Data extracted from a collection:
====
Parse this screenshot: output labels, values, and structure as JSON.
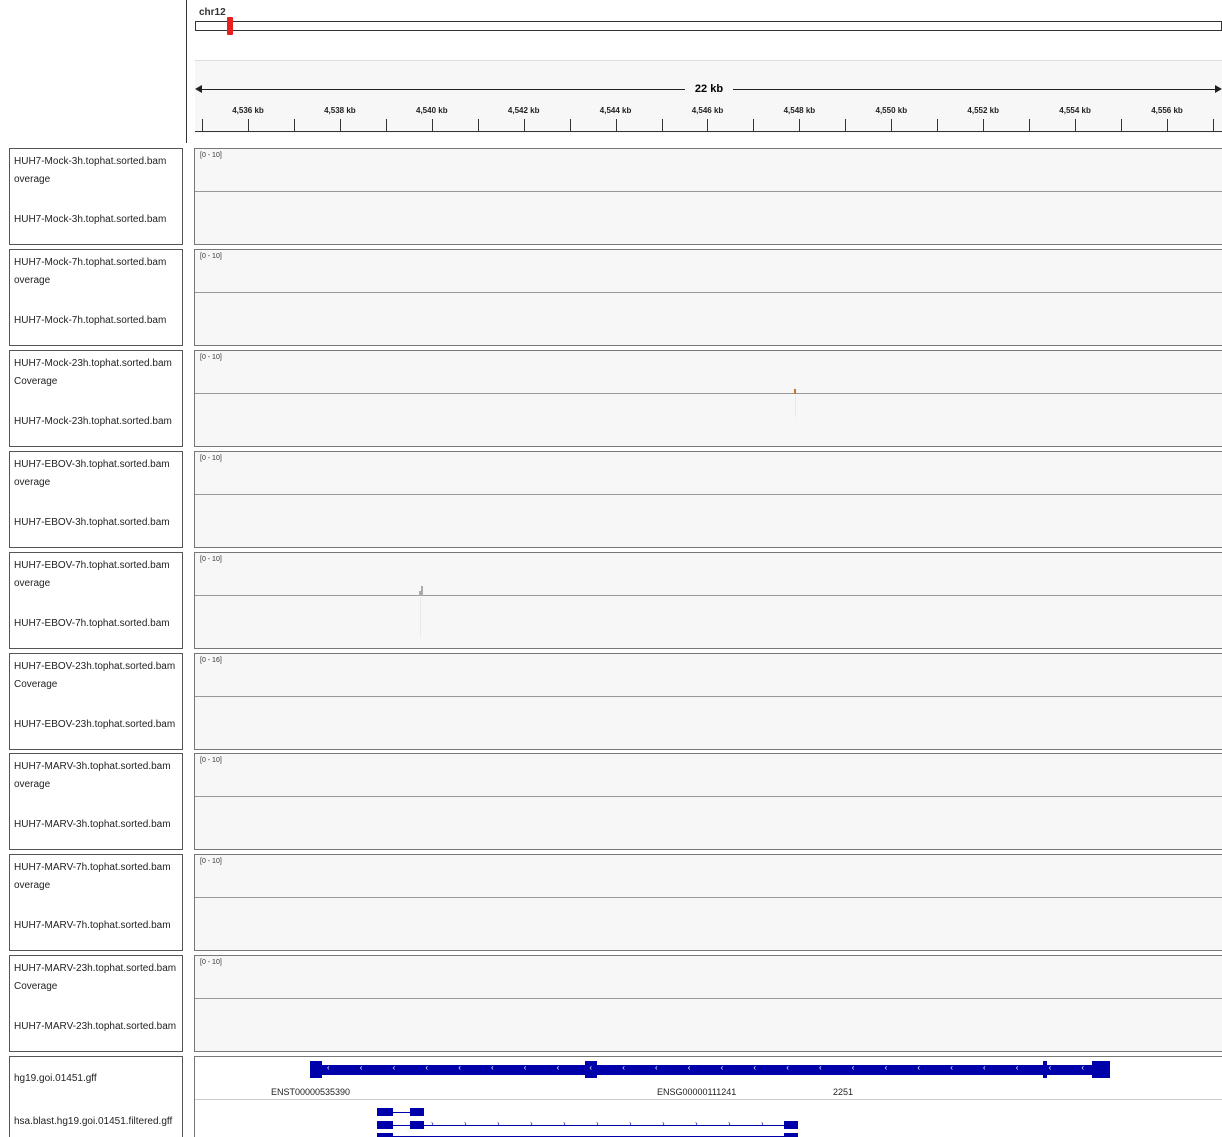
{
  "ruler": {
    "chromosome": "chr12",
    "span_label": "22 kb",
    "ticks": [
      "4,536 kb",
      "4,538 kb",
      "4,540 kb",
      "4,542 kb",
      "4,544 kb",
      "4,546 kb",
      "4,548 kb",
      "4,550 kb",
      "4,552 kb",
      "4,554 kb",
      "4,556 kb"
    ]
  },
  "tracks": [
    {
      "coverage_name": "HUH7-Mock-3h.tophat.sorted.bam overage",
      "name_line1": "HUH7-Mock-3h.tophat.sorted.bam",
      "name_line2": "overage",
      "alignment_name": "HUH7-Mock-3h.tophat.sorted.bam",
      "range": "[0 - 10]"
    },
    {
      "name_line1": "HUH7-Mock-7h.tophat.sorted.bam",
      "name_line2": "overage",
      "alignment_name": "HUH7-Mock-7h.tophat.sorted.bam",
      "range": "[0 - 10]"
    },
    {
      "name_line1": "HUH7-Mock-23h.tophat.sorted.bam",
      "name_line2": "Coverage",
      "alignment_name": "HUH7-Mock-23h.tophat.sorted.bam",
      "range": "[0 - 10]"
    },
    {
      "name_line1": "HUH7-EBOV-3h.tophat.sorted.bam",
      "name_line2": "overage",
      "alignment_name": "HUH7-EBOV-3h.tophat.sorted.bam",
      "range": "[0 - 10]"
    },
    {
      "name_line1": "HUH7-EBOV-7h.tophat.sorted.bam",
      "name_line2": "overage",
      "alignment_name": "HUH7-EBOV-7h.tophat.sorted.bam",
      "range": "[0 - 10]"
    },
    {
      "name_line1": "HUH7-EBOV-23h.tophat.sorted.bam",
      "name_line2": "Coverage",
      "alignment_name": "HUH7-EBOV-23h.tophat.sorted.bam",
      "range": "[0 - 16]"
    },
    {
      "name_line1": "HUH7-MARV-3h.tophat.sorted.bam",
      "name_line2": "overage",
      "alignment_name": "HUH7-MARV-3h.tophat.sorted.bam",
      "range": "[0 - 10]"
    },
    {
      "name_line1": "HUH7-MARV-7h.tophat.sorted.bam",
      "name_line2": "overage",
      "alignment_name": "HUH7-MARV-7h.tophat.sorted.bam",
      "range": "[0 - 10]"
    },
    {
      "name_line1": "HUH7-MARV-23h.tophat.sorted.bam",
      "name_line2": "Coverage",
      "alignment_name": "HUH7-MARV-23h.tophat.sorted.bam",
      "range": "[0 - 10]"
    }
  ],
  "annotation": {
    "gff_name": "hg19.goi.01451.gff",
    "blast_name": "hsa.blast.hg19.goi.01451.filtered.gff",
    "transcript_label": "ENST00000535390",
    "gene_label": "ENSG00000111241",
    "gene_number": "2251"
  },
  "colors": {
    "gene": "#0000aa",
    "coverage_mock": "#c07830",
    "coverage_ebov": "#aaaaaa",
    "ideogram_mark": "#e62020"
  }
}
====
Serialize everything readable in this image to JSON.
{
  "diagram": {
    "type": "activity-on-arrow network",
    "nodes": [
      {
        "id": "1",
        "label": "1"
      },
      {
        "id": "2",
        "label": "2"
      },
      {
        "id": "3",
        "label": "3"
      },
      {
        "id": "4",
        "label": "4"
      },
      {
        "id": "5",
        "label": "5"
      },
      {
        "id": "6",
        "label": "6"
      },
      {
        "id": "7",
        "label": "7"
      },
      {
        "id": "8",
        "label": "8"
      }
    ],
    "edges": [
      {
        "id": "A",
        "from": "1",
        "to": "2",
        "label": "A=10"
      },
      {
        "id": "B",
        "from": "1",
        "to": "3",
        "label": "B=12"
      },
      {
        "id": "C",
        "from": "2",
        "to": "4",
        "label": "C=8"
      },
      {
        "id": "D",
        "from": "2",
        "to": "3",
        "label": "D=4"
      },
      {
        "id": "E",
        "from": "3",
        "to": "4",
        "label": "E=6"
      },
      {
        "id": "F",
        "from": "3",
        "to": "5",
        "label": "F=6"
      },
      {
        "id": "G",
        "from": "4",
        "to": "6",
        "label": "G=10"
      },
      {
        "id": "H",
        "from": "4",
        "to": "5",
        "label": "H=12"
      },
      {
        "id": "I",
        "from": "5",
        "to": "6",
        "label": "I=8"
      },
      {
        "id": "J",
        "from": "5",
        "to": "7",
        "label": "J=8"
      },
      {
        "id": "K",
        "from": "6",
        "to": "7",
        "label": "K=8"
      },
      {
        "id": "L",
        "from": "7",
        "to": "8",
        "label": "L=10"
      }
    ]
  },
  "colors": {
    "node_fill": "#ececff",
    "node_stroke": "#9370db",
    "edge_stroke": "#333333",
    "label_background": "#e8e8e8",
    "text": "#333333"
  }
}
====
Objective - Copy all lines from the material that hold "this".

Exercise response -
Parse this screenshot: output labels, values, and structure as JSON.
Serialize everything readable in this image to JSON.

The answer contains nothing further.